Work instructions
Please output the records below in full, exactly as given, but without the images.

Raw records
☆ ☆ ☆ ☆ ☆ ☆ ☆

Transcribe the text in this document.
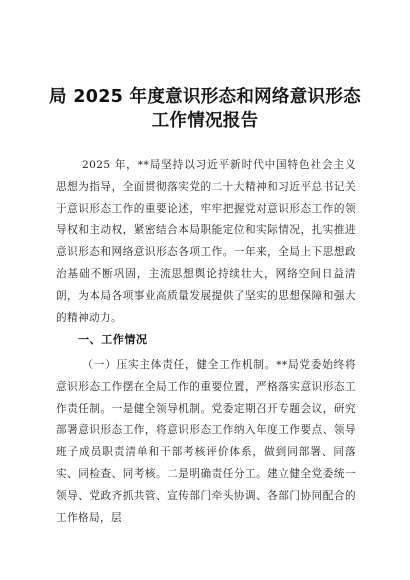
局 2025 年度意识形态和网络意识形态
工作情况报告
2025 年，**局坚持以习近平新时代中国特色社会主义思想为指导，全面贯彻落实党的二十大精神和习近平总书记关于意识形态工作的重要论述，牢牢把握党对意识形态工作的领导权和主动权，紧密结合本局职能定位和实际情况，扎实推进意识形态和网络意识形态各项工作。一年来，全局上下思想政治基础不断巩固，主流思想舆论持续壮大，网络空间日益清朗，为本局各项事业高质量发展提供了坚实的思想保障和强大的精神动力。
一、工作情况
（一）压实主体责任，健全工作机制。**局党委始终将意识形态工作摆在全局工作的重要位置，严格落实意识形态工作责任制。一是健全领导机制。党委定期召开专题会议，研究部署意识形态工作，将意识形态工作纳入年度工作要点、领导班子成员职责清单和干部考核评价体系，做到同部署、同落实、同检查、同考核。二是明确责任分工。建立健全党委统一领导、党政齐抓共管、宣传部门牵头协调、各部门协同配合的工作格局，层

☆ ☆ ☆ ☆ ☆ ☆ ☆

Solved problem
Transcribe the text in this document.
局 2025 年度意识形态和网络意识形态
工作情况报告
2025 年，**局坚持以习近平新时代中国特色社会主义思想为指导，全面贯彻落实党的二十大精神和习近平总书记关于意识形态工作的重要论述，牢牢把握党对意识形态工作的领导权和主动权，紧密结合本局职能定位和实际情况，扎实推进意识形态和网络意识形态各项工作。一年来，全局上下思想政治基础不断巩固，主流思想舆论持续壮大，网络空间日益清朗，为本局各项事业高质量发展提供了坚实的思想保障和强大的精神动力。
一、工作情况
（一）压实主体责任，健全工作机制。**局党委始终将意识形态工作摆在全局工作的重要位置，严格落实意识形态工作责任制。一是健全领导机制。党委定期召开专题会议，研究部署意识形态工作，将意识形态工作纳入年度工作要点、领导班子成员职责清单和干部考核评价体系，做到同部署、同落实、同检查、同考核。二是明确责任分工。建立健全党委统一领导、党政齐抓共管、宣传部门牵头协调、各部门协同配合的工作格局，层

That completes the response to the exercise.